» Exercise details:
Reproduce each line of the listing exactly.

── Recorded information

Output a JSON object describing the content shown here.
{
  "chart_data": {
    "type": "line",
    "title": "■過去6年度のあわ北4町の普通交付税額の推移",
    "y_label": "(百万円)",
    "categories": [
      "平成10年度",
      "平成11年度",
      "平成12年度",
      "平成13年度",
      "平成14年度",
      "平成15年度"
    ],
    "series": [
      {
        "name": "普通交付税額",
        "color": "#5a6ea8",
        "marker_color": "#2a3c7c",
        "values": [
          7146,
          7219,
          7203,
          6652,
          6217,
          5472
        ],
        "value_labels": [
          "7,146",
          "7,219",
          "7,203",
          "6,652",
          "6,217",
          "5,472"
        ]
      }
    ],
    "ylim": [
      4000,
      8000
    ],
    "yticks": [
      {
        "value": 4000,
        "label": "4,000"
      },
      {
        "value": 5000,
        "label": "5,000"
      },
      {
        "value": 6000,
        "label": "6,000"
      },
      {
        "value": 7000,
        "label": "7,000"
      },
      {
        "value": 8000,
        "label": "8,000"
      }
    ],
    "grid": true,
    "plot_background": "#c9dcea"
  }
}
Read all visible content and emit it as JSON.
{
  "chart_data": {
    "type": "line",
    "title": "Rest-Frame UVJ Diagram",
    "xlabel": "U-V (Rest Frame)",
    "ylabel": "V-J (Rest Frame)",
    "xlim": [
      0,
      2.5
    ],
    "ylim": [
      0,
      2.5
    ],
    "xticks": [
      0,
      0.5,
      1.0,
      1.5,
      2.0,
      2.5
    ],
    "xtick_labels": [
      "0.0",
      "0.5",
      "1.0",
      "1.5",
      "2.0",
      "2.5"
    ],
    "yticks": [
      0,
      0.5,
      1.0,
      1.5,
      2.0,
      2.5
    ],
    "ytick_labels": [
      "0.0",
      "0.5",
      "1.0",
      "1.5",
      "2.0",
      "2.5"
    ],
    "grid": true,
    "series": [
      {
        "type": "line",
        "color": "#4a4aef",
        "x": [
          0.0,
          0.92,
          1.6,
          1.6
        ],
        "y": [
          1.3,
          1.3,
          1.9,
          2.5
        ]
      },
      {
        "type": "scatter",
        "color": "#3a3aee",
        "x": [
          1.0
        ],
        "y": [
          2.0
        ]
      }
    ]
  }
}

────

» Full output:
Output a JSON object describing the content shown here.
{
  "chart_data": {
    "type": "line",
    "title": "■過去6年度のあわ北4町の普通交付税額の推移",
    "y_label": "(百万円)",
    "categories": [
      "平成10年度",
      "平成11年度",
      "平成12年度",
      "平成13年度",
      "平成14年度",
      "平成15年度"
    ],
    "series": [
      {
        "name": "普通交付税額",
        "color": "#5a6ea8",
        "marker_color": "#2a3c7c",
        "values": [
          7146,
          7219,
          7203,
          6652,
          6217,
          5472
        ],
        "value_labels": [
          "7,146",
          "7,219",
          "7,203",
          "6,652",
          "6,217",
          "5,472"
        ]
      }
    ],
    "ylim": [
      4000,
      8000
    ],
    "yticks": [
      {
        "value": 4000,
        "label": "4,000"
      },
      {
        "value": 5000,
        "label": "5,000"
      },
      {
        "value": 6000,
        "label": "6,000"
      },
      {
        "value": 7000,
        "label": "7,000"
      },
      {
        "value": 8000,
        "label": "8,000"
      }
    ],
    "grid": true,
    "plot_background": "#c9dcea"
  }
}
Read all visible content and emit it as JSON.
{
  "chart_data": {
    "type": "line",
    "title": "Rest-Frame UVJ Diagram",
    "xlabel": "U-V (Rest Frame)",
    "ylabel": "V-J (Rest Frame)",
    "xlim": [
      0,
      2.5
    ],
    "ylim": [
      0,
      2.5
    ],
    "xticks": [
      0,
      0.5,
      1.0,
      1.5,
      2.0,
      2.5
    ],
    "xtick_labels": [
      "0.0",
      "0.5",
      "1.0",
      "1.5",
      "2.0",
      "2.5"
    ],
    "yticks": [
      0,
      0.5,
      1.0,
      1.5,
      2.0,
      2.5
    ],
    "ytick_labels": [
      "0.0",
      "0.5",
      "1.0",
      "1.5",
      "2.0",
      "2.5"
    ],
    "grid": true,
    "series": [
      {
        "type": "line",
        "color": "#4a4aef",
        "x": [
          0.0,
          0.92,
          1.6,
          1.6
        ],
        "y": [
          1.3,
          1.3,
          1.9,
          2.5
        ]
      },
      {
        "type": "scatter",
        "color": "#3a3aee",
        "x": [
          1.0
        ],
        "y": [
          2.0
        ]
      }
    ]
  }
}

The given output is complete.